Document page data:
::::::

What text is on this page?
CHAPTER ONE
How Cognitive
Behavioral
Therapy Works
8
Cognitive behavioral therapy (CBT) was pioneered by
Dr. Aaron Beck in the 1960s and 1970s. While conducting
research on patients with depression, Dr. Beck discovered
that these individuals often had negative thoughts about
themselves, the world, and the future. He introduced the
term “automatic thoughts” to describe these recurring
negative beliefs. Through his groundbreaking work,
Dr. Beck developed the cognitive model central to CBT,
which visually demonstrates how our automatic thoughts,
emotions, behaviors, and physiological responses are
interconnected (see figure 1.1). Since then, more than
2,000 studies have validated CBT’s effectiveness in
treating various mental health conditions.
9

::::::

▶ **Description of the task**: Taking the entries above, please repeat each one exactly.

▶ **Task solution**:
What text is on this page?
CHAPTER ONE
How Cognitive
Behavioral
Therapy Works
8
Cognitive behavioral therapy (CBT) was pioneered by
Dr. Aaron Beck in the 1960s and 1970s. While conducting
research on patients with depression, Dr. Beck discovered
that these individuals often had negative thoughts about
themselves, the world, and the future. He introduced the
term “automatic thoughts” to describe these recurring
negative beliefs. Through his groundbreaking work,
Dr. Beck developed the cognitive model central to CBT,
which visually demonstrates how our automatic thoughts,
emotions, behaviors, and physiological responses are
interconnected (see figure 1.1). Since then, more than
2,000 studies have validated CBT’s effectiveness in
treating various mental health conditions.
9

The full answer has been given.